The request → Only a number is wanted. Count the lines holding the string "values".

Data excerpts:
┄┄┄┄┄┄┄┄┄┄┄┄┄┄┄┄┄┄┄┄
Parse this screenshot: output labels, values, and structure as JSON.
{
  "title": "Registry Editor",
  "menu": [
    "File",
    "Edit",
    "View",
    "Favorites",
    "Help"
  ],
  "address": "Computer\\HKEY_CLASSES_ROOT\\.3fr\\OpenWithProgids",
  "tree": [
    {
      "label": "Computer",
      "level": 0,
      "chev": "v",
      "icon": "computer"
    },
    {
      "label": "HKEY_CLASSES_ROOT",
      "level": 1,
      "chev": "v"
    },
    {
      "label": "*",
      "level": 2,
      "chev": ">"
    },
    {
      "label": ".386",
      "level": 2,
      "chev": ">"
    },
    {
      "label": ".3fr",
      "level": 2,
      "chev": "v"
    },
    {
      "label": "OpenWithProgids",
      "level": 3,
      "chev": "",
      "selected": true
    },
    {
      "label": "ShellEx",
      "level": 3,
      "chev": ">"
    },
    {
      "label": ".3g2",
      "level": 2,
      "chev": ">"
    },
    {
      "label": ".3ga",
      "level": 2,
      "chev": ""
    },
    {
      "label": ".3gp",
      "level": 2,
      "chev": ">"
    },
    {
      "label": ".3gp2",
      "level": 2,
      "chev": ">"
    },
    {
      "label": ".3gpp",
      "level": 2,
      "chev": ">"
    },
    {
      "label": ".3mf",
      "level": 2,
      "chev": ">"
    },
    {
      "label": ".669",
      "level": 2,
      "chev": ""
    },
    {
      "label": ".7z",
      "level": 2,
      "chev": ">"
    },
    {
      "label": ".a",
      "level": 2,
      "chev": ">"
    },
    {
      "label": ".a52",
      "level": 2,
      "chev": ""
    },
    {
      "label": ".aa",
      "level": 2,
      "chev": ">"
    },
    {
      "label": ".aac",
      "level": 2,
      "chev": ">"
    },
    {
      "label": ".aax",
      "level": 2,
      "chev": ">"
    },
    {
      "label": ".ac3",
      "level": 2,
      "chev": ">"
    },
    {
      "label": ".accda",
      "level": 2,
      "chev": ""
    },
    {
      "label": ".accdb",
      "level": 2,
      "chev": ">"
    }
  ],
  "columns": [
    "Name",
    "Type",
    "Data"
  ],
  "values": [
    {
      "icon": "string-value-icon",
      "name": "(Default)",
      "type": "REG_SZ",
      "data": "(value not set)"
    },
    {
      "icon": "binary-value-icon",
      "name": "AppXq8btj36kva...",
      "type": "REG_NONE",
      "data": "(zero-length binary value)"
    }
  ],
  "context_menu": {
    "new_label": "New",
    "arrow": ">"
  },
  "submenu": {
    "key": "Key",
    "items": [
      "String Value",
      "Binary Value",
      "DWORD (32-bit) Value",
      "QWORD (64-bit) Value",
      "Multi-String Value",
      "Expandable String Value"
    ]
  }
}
┄┄┄┄┄┄┄┄┄┄┄┄┄┄┄┄┄┄┄┄
Task result → 2